### WHAT YOU ARE ASKED TO DO
Pull out every line of the records that contains the word "from", and copy each one unchanged.

### EXERCISE INPUTS
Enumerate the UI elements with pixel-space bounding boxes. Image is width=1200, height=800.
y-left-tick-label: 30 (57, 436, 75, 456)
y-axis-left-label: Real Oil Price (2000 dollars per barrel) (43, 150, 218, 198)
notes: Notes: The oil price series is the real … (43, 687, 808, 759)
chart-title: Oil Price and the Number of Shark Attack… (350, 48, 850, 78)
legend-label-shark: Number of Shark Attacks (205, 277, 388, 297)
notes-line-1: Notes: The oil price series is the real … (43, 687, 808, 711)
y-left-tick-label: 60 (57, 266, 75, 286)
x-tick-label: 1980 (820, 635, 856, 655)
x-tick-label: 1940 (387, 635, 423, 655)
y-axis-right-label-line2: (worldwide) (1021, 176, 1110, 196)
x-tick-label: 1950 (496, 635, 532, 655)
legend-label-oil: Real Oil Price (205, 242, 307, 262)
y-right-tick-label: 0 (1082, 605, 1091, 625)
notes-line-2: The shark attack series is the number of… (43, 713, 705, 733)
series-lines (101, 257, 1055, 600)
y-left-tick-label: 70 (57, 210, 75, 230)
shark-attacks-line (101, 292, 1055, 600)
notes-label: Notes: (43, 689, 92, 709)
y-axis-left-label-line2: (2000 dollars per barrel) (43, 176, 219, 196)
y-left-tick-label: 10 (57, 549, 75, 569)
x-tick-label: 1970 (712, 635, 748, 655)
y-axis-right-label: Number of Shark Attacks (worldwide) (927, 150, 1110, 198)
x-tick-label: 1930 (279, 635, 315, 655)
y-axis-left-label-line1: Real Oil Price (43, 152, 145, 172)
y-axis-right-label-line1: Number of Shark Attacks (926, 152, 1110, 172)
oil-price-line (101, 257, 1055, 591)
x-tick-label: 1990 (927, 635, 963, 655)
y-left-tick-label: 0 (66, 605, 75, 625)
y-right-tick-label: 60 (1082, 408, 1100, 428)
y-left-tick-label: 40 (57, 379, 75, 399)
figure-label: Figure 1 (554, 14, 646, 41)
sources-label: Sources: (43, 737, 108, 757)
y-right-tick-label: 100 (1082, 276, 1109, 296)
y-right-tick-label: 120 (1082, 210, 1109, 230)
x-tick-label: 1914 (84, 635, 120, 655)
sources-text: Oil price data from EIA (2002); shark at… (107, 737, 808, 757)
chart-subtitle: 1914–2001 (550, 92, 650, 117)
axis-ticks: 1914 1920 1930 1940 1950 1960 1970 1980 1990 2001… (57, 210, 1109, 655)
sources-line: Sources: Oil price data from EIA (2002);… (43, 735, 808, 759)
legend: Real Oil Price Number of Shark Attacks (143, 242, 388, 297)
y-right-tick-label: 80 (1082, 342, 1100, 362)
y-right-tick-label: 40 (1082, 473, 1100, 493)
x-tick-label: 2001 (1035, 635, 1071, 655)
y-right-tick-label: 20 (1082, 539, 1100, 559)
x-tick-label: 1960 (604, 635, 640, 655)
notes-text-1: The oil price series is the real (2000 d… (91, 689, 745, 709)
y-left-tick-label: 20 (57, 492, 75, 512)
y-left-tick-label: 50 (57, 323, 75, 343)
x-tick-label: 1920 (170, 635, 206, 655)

### EXERCISE RESULT
sources-text: Oil price data from EIA (2002); shark at… (107, 737, 808, 757)
sources-line: Sources: Oil price data from EIA (2002);… (43, 735, 808, 759)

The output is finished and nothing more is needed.